### Input material
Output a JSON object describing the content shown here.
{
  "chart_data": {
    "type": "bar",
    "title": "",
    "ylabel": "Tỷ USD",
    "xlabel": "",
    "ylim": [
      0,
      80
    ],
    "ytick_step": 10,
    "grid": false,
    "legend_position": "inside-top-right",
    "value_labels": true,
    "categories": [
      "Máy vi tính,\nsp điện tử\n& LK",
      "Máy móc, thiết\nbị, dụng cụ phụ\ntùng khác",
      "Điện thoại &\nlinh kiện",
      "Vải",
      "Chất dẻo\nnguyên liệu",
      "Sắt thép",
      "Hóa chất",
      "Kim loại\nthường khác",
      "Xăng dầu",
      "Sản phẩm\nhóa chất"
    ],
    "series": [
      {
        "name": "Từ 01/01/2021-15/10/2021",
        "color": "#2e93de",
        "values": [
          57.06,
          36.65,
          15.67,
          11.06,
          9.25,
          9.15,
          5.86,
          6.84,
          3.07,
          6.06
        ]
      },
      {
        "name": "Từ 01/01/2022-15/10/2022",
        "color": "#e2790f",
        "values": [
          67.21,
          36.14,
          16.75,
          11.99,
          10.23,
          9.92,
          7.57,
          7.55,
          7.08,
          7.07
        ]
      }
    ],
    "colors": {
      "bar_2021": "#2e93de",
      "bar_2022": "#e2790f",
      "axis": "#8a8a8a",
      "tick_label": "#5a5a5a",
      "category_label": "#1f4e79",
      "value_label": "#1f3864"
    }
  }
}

### Your task
Reproduce each record exactly as it appears.

### Complete answer
Output a JSON object describing the content shown here.
{
  "chart_data": {
    "type": "bar",
    "title": "",
    "ylabel": "Tỷ USD",
    "xlabel": "",
    "ylim": [
      0,
      80
    ],
    "ytick_step": 10,
    "grid": false,
    "legend_position": "inside-top-right",
    "value_labels": true,
    "categories": [
      "Máy vi tính,\nsp điện tử\n& LK",
      "Máy móc, thiết\nbị, dụng cụ phụ\ntùng khác",
      "Điện thoại &\nlinh kiện",
      "Vải",
      "Chất dẻo\nnguyên liệu",
      "Sắt thép",
      "Hóa chất",
      "Kim loại\nthường khác",
      "Xăng dầu",
      "Sản phẩm\nhóa chất"
    ],
    "series": [
      {
        "name": "Từ 01/01/2021-15/10/2021",
        "color": "#2e93de",
        "values": [
          57.06,
          36.65,
          15.67,
          11.06,
          9.25,
          9.15,
          5.86,
          6.84,
          3.07,
          6.06
        ]
      },
      {
        "name": "Từ 01/01/2022-15/10/2022",
        "color": "#e2790f",
        "values": [
          67.21,
          36.14,
          16.75,
          11.99,
          10.23,
          9.92,
          7.57,
          7.55,
          7.08,
          7.07
        ]
      }
    ],
    "colors": {
      "bar_2021": "#2e93de",
      "bar_2022": "#e2790f",
      "axis": "#8a8a8a",
      "tick_label": "#5a5a5a",
      "category_label": "#1f4e79",
      "value_label": "#1f3864"
    }
  }
}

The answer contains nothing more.